= Text to read =
------------------------------

When a POS (Player Owned Station) runs out of fuel, it’s forcefield is deactivated. A forcefield can be filtered for in your overview and dscan-settings. I traditionally have filters where I see a POS, it’s potentially anchored modules, forcefield and of course ships.
Roaming Opportunities
I was in a Worm that had earned it’s 10th kill mark on this roam when I saw some ships on my directional scanner and a POS-tower – but no forcefield. I did not realize that fact at the time. To check if my bookmarks of the different POS-locations in the system were still up to date I warped to one of them. The POS was gone and I deleted the bookmark. The next one I spared because POS-guns, -webs and -warp disruptor batteries showed up on my scanner. You won’t keep your ship for long when you take unnecessary risks. The third POS was new. I had no bookmark for it. If you can tell what planet the POS is on, but not which moon from a further distance, the customs office of the planet is usually a good call to warp to. From there scanning each moon separately with a 5° angle lets you find the “stick” pretty quick.
I warped to the moon at 100 km range and made a bookmark while landing to get an even further warpin-spot. I was quite surprised not to see the typical blue sphere around the POS. There were two characters in the system with me. But nothing had moved for the last five minutes while I was checking and making bookmarks. An Astero and a Tayra were just sitting there, unpiloted.
This smelled like an opportunity for easy ISK! Or was it bait? Unlikely. There are better ways to place bait that I would have been more likely to fall for. Who warps to moons when there are citadels, right?
Funny enough, I had bookmarks for POS-towers in this system, but no actual safe spot – lol. So I quickly warped off to an anomaly to create one.
Reward for Risk
Now would follow the risky part: I would eject from my Worm and go back to the seemingly unattended ships at the tower to board and see if they would be worth the time and effort to fly them home.
With an eye on my dscan results, I initiated warp back to the POS in my pod. Luckily the ships were parked right beside the tower – It’s former owner must have warped them to 0. I boarded the Astero first and opened the fitting-window. The estimated price calculation in the bottom right showed just above 200 million. Nice! The two other characters were still there but nothing on dscan.

------------------------------

[Raw records]
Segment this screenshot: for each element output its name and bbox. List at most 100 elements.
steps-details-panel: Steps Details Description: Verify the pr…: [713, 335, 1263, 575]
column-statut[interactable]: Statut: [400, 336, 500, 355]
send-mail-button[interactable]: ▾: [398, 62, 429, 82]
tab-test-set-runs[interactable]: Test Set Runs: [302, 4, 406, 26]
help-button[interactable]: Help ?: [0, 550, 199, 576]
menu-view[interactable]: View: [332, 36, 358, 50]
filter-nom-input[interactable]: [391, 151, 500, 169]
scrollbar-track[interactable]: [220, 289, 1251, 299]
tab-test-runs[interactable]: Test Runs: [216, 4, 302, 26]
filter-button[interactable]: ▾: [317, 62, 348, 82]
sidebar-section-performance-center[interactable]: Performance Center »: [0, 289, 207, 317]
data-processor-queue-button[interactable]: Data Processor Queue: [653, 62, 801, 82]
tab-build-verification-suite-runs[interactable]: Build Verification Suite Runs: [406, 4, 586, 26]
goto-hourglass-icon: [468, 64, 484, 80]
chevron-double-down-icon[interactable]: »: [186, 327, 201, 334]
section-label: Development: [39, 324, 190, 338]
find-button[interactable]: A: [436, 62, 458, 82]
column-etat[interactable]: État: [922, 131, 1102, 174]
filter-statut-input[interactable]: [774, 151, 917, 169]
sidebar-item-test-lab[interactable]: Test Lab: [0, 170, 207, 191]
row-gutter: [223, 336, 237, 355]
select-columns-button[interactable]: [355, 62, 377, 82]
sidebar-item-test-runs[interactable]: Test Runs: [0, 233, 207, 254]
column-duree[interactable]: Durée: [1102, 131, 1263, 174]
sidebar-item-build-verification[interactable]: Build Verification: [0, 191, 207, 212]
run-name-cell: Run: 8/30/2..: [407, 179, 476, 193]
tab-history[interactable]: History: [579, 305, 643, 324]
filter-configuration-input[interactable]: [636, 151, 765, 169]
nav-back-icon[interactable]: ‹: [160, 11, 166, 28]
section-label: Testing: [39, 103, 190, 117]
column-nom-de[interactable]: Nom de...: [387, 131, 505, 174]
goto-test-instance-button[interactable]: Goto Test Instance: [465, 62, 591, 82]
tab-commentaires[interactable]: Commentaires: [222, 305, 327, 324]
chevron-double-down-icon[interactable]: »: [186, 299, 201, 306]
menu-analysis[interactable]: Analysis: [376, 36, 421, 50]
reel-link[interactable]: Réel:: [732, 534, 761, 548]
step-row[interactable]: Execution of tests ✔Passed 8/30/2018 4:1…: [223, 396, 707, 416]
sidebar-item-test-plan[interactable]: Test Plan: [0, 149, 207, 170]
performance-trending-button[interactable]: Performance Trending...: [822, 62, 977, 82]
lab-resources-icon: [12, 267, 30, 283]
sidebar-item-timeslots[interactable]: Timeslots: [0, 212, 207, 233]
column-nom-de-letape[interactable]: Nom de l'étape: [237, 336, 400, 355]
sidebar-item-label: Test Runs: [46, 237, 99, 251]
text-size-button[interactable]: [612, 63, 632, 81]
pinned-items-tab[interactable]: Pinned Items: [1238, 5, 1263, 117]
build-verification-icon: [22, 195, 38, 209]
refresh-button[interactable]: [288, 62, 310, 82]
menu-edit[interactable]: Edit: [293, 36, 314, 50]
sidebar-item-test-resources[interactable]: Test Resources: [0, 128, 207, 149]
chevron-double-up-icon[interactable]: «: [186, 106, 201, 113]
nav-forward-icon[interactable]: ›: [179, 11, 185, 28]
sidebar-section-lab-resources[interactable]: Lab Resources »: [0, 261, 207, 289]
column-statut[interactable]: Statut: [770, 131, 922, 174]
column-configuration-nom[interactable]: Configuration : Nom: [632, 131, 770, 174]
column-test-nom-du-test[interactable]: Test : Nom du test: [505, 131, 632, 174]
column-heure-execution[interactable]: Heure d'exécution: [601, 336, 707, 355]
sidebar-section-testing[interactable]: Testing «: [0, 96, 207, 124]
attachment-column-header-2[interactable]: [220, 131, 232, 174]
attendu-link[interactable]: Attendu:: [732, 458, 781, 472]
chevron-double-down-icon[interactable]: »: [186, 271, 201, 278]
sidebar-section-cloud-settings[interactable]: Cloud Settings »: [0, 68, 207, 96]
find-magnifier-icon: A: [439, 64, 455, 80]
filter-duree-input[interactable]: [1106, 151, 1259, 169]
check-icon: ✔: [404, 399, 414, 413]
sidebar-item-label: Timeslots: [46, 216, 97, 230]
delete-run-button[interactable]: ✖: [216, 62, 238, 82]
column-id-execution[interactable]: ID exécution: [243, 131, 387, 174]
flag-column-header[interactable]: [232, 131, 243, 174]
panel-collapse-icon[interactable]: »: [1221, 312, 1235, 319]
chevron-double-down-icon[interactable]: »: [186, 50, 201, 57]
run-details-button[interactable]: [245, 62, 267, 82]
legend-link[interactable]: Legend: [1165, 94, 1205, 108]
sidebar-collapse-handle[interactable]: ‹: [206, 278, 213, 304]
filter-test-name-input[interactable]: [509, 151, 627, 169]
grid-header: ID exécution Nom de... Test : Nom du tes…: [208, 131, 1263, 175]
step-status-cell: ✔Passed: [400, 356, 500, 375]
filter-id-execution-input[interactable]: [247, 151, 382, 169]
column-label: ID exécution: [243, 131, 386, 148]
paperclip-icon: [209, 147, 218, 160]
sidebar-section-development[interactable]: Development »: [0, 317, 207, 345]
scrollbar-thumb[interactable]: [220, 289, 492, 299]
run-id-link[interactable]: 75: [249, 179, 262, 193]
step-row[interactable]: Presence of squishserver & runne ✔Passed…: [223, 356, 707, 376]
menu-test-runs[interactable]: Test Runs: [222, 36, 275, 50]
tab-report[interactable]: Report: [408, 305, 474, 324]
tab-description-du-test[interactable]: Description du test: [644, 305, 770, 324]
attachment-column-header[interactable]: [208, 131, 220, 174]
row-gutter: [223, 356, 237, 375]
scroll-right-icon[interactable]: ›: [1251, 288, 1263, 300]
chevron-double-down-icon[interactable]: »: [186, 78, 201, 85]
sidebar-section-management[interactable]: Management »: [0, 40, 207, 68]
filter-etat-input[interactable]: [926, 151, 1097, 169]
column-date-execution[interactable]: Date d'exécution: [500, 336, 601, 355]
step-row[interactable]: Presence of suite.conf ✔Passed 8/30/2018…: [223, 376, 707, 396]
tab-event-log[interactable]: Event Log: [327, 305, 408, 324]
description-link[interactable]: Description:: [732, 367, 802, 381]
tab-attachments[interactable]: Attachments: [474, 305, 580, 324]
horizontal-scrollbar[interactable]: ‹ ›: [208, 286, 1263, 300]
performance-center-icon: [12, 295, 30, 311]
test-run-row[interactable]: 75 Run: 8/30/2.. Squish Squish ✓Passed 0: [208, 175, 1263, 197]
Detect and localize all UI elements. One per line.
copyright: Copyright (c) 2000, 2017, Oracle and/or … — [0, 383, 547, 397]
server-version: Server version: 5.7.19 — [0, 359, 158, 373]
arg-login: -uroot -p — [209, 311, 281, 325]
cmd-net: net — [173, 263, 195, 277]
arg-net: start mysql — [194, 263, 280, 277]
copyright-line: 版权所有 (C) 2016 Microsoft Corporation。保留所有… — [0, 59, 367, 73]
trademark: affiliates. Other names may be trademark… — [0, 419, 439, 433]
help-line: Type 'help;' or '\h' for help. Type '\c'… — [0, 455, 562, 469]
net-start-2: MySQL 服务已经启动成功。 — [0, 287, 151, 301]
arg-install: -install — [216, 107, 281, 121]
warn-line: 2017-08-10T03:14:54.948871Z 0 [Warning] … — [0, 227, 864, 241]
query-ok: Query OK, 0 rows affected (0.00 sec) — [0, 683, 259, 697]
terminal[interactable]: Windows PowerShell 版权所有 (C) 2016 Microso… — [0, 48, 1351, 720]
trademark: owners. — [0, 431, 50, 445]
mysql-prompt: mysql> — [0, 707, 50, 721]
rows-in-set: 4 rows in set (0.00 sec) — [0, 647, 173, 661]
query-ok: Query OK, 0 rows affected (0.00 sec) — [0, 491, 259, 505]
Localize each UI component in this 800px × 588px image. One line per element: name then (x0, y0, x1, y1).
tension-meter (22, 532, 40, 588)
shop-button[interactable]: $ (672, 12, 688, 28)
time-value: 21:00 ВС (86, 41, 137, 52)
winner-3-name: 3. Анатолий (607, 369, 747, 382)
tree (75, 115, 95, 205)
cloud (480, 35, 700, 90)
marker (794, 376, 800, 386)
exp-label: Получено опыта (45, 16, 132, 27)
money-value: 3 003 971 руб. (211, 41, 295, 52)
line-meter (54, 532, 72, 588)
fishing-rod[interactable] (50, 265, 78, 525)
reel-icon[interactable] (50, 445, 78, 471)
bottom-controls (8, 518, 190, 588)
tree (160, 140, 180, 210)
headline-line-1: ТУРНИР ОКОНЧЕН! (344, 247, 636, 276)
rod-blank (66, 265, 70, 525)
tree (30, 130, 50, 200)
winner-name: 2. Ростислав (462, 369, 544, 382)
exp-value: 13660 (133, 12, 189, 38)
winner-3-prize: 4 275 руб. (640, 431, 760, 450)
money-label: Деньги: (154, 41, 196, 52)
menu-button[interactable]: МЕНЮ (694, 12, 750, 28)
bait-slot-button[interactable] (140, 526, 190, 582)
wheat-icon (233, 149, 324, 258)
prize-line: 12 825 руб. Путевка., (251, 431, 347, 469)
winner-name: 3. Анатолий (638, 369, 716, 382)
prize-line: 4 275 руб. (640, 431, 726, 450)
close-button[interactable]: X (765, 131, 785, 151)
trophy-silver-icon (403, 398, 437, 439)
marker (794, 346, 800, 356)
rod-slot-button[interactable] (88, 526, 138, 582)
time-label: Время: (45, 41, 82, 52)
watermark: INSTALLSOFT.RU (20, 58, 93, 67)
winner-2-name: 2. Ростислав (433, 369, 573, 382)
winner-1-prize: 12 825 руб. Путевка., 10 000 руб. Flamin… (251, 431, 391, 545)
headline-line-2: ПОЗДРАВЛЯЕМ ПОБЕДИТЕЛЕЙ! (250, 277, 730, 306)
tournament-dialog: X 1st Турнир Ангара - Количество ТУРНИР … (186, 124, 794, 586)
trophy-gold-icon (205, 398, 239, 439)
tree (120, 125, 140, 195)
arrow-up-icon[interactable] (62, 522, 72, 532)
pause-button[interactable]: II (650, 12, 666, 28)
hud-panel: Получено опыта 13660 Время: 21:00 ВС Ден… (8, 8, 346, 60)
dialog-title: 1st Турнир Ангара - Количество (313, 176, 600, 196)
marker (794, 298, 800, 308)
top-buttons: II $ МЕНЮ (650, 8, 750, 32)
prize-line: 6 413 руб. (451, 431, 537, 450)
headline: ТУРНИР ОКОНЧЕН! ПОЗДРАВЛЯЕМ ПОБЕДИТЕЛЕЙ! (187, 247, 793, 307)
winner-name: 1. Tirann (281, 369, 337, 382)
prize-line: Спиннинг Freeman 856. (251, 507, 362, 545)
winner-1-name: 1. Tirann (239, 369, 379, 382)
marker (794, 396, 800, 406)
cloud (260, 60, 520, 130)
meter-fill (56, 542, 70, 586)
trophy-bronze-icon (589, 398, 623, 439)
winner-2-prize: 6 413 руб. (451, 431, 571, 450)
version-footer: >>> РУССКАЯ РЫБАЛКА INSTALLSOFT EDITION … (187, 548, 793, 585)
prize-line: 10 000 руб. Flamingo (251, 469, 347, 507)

------------------------------

= What you will do =
A: In the account of the POS that ran out of fuel, what happens to a POS's forcefield once the station has no fuel left?
B: Print the entries of the raw records verbatim, from the first entry through the line that contains "goto-test-instance-button[interactable]: Goto Test", including both of those lines.
The text and the entries were drawn from unrelated sources.

= Task responses =
A: The forcefield is deactivated.

B:
Segment this screenshot: for each element output its name and bbox. List at most 100 elements.
steps-details-panel: Steps Details Description: Verify the pr…: [713, 335, 1263, 575]
column-statut[interactable]: Statut: [400, 336, 500, 355]
send-mail-button[interactable]: ▾: [398, 62, 429, 82]
tab-test-set-runs[interactable]: Test Set Runs: [302, 4, 406, 26]
help-button[interactable]: Help ?: [0, 550, 199, 576]
menu-view[interactable]: View: [332, 36, 358, 50]
filter-nom-input[interactable]: [391, 151, 500, 169]
scrollbar-track[interactable]: [220, 289, 1251, 299]
tab-test-runs[interactable]: Test Runs: [216, 4, 302, 26]
filter-button[interactable]: ▾: [317, 62, 348, 82]
sidebar-section-performance-center[interactable]: Performance Center »: [0, 289, 207, 317]
data-processor-queue-button[interactable]: Data Processor Queue: [653, 62, 801, 82]
tab-build-verification-suite-runs[interactable]: Build Verification Suite Runs: [406, 4, 586, 26]
goto-hourglass-icon: [468, 64, 484, 80]
chevron-double-down-icon[interactable]: »: [186, 327, 201, 334]
section-label: Development: [39, 324, 190, 338]
find-button[interactable]: A: [436, 62, 458, 82]
column-etat[interactable]: État: [922, 131, 1102, 174]
filter-statut-input[interactable]: [774, 151, 917, 169]
sidebar-item-test-lab[interactable]: Test Lab: [0, 170, 207, 191]
row-gutter: [223, 336, 237, 355]
select-columns-button[interactable]: [355, 62, 377, 82]
sidebar-item-test-runs[interactable]: Test Runs: [0, 233, 207, 254]
column-duree[interactable]: Durée: [1102, 131, 1263, 174]
sidebar-item-build-verification[interactable]: Build Verification: [0, 191, 207, 212]
run-name-cell: Run: 8/30/2..: [407, 179, 476, 193]
tab-history[interactable]: History: [579, 305, 643, 324]
filter-configuration-input[interactable]: [636, 151, 765, 169]
nav-back-icon[interactable]: ‹: [160, 11, 166, 28]
section-label: Testing: [39, 103, 190, 117]
column-nom-de[interactable]: Nom de...: [387, 131, 505, 174]
goto-test-instance-button[interactable]: Goto Test Instance: [465, 62, 591, 82]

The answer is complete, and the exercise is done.